◆ **Your goal**:
Using the data below, determine the number of lines that include the string "title". Write only that number.

* START *

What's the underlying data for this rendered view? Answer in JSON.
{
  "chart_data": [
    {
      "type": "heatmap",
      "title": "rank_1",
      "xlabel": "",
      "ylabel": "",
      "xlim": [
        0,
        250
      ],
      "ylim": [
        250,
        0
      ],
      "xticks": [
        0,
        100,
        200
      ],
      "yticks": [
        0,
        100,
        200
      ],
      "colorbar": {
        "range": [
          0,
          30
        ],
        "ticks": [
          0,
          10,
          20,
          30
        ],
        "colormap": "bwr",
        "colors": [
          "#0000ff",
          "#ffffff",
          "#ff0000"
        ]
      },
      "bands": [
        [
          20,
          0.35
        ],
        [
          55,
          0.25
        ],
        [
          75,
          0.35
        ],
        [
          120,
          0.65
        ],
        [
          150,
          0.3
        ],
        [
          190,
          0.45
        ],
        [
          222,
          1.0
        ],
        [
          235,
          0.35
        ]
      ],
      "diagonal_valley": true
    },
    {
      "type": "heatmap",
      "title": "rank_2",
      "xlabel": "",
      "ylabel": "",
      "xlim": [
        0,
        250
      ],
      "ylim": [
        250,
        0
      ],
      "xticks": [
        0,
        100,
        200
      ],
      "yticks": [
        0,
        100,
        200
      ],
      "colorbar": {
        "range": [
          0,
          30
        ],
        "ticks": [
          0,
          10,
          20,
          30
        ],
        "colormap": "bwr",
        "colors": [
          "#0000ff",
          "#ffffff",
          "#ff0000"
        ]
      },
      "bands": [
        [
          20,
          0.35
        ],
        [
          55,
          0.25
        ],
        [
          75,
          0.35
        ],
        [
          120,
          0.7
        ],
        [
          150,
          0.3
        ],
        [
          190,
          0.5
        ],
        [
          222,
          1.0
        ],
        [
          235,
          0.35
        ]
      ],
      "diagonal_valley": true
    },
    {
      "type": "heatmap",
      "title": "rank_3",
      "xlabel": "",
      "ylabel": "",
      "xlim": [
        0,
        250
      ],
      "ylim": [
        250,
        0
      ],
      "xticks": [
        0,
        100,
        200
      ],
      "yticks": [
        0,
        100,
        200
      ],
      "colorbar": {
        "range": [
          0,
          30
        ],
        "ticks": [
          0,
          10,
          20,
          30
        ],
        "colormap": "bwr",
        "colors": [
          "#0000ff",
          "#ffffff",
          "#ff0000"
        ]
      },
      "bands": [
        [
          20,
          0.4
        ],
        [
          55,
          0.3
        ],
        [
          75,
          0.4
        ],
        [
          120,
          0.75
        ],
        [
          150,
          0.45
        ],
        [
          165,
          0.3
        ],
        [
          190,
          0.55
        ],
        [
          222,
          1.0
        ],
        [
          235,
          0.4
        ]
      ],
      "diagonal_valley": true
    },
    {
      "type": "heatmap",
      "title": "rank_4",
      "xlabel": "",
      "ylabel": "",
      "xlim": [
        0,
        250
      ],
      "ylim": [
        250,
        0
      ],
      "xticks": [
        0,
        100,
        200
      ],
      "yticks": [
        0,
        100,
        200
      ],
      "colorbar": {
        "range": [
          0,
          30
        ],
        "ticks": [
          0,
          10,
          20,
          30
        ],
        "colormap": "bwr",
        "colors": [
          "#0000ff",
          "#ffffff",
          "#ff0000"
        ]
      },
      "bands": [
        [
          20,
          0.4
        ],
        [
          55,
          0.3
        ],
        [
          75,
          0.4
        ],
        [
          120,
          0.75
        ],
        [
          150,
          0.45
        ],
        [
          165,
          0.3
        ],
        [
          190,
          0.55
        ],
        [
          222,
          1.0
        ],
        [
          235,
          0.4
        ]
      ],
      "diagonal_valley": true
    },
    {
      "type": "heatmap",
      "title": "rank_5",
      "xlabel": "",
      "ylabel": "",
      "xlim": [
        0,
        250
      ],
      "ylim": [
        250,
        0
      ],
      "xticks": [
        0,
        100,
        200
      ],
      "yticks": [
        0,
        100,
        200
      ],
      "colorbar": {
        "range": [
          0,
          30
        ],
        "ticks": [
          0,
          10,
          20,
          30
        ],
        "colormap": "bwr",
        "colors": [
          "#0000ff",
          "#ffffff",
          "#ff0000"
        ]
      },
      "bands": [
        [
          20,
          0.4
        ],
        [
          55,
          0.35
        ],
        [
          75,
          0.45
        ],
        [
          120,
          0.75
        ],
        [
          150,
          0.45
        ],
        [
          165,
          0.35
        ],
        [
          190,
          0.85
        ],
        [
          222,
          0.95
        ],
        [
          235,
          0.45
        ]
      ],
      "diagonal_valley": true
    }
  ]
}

* END *

◆ **The answer**:
5